**To-do list:**
1. List every complete sentence that the news article on Khalid Shaikh Mohammed's tribunal hearing quotes directly from Mohammed.
2. Write the next few paragraphs of the news article on Khalid Shaikh Mohammed's tribunal hearing, picking up after its final sentence.
[Begin Page text]
Wednesday, March 14, 2007

Khalid Shaikh Mohammed Admits 9/11, WTC 1993, Plot To Kill Clinton

Terrorist compares self, Osama bin Laden to American Revolutionary War hero George Washington

By J.M. Berger

Comparing himself to George Washington, al Qaeda mastermind Khalid Shaikh Mohammed confessed his role in the September 11 attacks.

He also said he was responsible for the 1993 World Trade Center bombing, according to a transcript of his military tribunal hearing at Guantanamo Bay. It is the first time such a claim has been openly advanced.

Full transcript (PDF)

Mohammed was also charged with being the author of the 1995 Bojinka plot, a thwarted plan to bomb a dozen U.S.-bound airliners during a 48 hour period. Both the World Trade Center bombing and Bojinka also involved Mohammed's nephew Ramzi Yousef.

In his statement before the tribunal (partly by Mohammed himself and partly read by his appointed representative), Mohammed disputed several points among the charges, denying charges that he claimed to be head of al Qaeda's military committee and that he had received operation funding from Islamic extremists in Kuwait.

He also disputed the spelling of his name in the summary of evidence against him.

"Ninety percent of what is written is wrong," Mohammed said to the court.

However, Mohammed was frank about his status regarding the United States.

"I will not regret when I say I'm enemy combatant," he said.

Mohammed confessed that he had sworn bayat (an oath of loyalty) to Osama bin Laden, and said he was a member of the "al Qaeda council."

He also said he was media operations director for al Qaeda's As-Sahab production company, answering to Ayman Al-Zawahiri, al Qaeda's second-in-command.

Mohammed confessed to being "operational director" for September 11, underneath military commander Abu Hafs al Masri. He said he trained and housed the hijackers in Kandahar, Afghanistan.

"I was responsible for the 1993 World Trade Center operation," Mohammed said, the first documented claim linking him to that attack.

He confessed to a laundry list of other plots. Mohammed stated that preior to 1994 or 1995, his plots were not linked to al Qaeda. The dividing line was not clear from Mohammed's statement, presumably due to his command of English.
[End Page text]
[Begin Record extracts]
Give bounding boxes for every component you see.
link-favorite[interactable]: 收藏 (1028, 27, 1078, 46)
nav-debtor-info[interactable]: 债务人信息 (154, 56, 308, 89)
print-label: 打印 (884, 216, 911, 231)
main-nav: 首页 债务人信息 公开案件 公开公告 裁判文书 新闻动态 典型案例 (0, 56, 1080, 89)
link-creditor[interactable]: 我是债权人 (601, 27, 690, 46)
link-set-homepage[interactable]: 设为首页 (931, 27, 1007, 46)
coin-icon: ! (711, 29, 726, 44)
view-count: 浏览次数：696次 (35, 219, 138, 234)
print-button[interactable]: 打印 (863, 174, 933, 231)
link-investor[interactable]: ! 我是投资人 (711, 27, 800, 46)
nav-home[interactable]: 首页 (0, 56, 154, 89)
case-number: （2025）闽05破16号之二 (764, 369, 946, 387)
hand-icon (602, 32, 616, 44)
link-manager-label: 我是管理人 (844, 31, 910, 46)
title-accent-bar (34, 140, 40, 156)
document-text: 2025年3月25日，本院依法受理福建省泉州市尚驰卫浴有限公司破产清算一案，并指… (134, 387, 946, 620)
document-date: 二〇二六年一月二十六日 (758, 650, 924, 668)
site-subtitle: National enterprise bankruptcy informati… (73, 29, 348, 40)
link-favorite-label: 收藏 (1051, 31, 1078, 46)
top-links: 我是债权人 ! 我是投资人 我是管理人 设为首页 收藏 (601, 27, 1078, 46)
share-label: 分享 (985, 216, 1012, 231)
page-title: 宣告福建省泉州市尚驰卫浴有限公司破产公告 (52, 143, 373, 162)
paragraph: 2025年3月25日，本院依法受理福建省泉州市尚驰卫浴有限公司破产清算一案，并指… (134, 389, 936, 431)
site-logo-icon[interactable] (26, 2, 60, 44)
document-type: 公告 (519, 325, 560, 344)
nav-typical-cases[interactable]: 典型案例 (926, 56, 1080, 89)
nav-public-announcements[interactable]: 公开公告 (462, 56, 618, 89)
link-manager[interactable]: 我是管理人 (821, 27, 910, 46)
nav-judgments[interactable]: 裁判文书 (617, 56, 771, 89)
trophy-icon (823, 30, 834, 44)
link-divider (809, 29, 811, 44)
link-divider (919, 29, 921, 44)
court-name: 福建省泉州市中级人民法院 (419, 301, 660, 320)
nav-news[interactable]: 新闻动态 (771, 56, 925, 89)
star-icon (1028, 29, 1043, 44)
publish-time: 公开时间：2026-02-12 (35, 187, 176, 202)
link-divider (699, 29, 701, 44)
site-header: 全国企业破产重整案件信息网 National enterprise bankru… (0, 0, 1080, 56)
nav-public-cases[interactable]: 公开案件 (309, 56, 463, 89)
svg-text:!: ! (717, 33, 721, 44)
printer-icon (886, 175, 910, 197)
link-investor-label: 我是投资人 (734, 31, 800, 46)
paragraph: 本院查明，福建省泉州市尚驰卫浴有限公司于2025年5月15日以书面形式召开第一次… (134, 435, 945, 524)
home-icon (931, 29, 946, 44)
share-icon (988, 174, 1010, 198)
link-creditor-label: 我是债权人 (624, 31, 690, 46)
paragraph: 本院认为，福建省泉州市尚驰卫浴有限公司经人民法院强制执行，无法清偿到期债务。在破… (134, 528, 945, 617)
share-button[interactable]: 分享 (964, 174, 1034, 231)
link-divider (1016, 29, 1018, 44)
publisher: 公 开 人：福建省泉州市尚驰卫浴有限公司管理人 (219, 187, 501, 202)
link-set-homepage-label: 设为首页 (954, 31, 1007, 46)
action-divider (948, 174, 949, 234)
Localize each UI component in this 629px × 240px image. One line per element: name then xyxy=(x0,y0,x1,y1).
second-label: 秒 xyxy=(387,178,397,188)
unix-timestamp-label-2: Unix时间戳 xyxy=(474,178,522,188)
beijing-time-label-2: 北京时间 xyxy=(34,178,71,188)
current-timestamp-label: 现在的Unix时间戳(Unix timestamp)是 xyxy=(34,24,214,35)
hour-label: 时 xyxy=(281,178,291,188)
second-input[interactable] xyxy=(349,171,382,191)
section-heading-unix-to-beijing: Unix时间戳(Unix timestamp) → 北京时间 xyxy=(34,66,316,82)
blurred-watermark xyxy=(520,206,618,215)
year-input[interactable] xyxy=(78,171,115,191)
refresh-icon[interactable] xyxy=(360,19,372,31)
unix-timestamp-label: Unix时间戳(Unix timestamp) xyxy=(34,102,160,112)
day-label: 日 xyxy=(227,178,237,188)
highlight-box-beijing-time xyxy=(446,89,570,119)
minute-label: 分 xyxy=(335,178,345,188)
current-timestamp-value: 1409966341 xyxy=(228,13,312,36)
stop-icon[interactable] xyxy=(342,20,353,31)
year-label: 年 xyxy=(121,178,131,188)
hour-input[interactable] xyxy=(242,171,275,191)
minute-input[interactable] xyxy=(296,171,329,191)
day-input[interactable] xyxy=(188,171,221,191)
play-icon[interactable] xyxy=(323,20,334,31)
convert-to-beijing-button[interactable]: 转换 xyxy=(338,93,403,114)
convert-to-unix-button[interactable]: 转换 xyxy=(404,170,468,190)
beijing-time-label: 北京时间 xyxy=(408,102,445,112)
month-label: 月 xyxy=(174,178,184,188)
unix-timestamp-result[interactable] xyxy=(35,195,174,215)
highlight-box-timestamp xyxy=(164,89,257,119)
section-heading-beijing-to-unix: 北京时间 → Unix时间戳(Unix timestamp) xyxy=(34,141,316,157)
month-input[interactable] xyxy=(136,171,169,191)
[End Record extracts]
**Expected responses:**
1.
- "Ninety percent of what is written is wrong."
- "I will not regret when I say I'm enemy combatant."
- "I was responsible for the 1993 World Trade Center operation."

2.
"Before I remember al Qaeda which is related to Bojinka Operation, I went to destination involve to us in 94, 95," he said.

Among the plots he claimed were the Bali nightclub bombings and the shoe bombing attempted by Richard Reid. He said he had financed efforts to assassinate several former U.S. presidents.

Among those was a 1994 to 1995 plot to assassinate former President Bill Clinton in the Philippines. He said he shared responsibility for a contemporaneous plot to assassinate Pope John Paul II in Manila, but said he was not primarily responsible for that plan.

Mohammed also appeared to claim responsibility for the 1993 "Day of Terror" plot, a thwarted attack for which blind Sheik Omar Abdel Rahman was convicted. He confessed to managing plots to attack the United States with anthrax and dirty bombs.

The long list of attacks to which Mohammed confessed complicity may be exaggerated. However, he was already suspected in many of the plots. One plot -- the third one listed, directly after 9/11 and the World Trade Center bombing -- was redacted.

UPDATE: The Pentagon later released a revised transcript revealing that Mohammed confessed to the murder of journalist Daniel Pearl. Mohammed said the murder was not connected to al Qaeda. END UPDATE

Mohammed refused to be sworn in before the tribunal. Through a translator, he said "Take an oath is part of your tribunal and I'll not accept it."

He also spoke candidly about his role.

"I'm not making myself (a) hero when I said I was responsible for this or that. But you are military men. You know very well there (is) language for any war," he said.

"For sure, I'm American enemies," he said later. "When we made any war against America, we are jackals fighting in the nights."

He compared himself and his fellow jihadists to George Washington, at one point, saying bin Laden was doing "the same thing. He is just fighting. He needs his independence. ... If now we were living in the Revolutionary War, and George Washington, he being arrested through Britain, for sure they would consider him enemy combatant."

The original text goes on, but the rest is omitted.